[start QUOTED TEXT]

# What model is this Merckx?



## tdaman (Jul 19, 2006)

Saw it for sale. I don't know more than these pictures tell you.

Just want to know whether it's worth it. It's cheap! Looked at some of the catalogs at bulgier.net but can't seem to find out which one it is. Sure looks like some of the bikes there but the chromo fork, the older type decals and the color don't seem to be united in ONE of the bikes in these catalogs  



















Cheers

Tobias


----------



## tv_vt (Aug 30, 2007)

*buy now, ask later*

If it fits you and is cheap, buy it. It's a Merckx. You can learn more about it once you own it. To me, it looks like a mid-80's frame, Campy brake levers and RD. Not sure about crank - DA? What does the tubing sticker say - SL? Obviously is Columbus... Looks like the Panasonic paint job, but with a chrome fork rather than painted.

[end QUOTED TEXT]
[start DATASET EXCERPT]

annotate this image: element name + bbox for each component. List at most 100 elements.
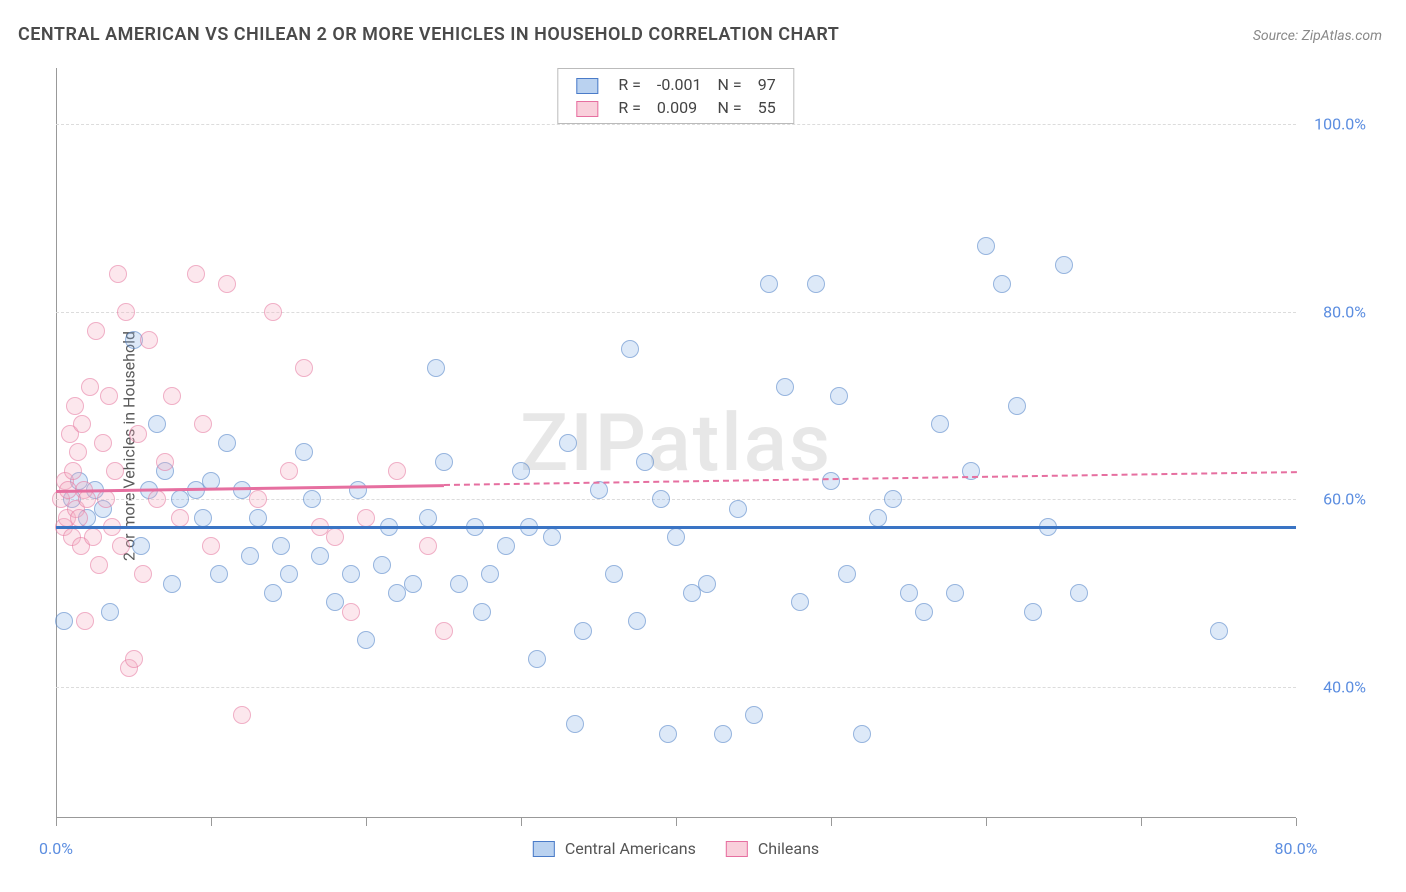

[end DATASET EXCERPT]

REQUIRED TASK 1
In the Merckx identification thread, which website's catalogs did the original poster check?
REQUIRED TASK 2
Continue the forum thread about identifying the Merckx frame, starting after its last sentence.

ANSWER 1
bulgier.net

ANSWER 2
TV


----------



## texbike (Oct 21, 2004)

*Early Chorus...*

Definitely buy it if the price is reasonable and there isn't any major damage to the bike.

It looks like it has an early Chorus drivetrain with the Campy Monoplaner brakes. The hubs look like they're high flange C Record. While the drivetrain doesn't tend to bring much money, the hubs are in demand at the moment.

It looks like a cool bike! 

Cheers,

Texbike


----------



## vlckx (Mar 4, 2005)

saw that one too,went for 40 euros, I wonder who is the lucky one!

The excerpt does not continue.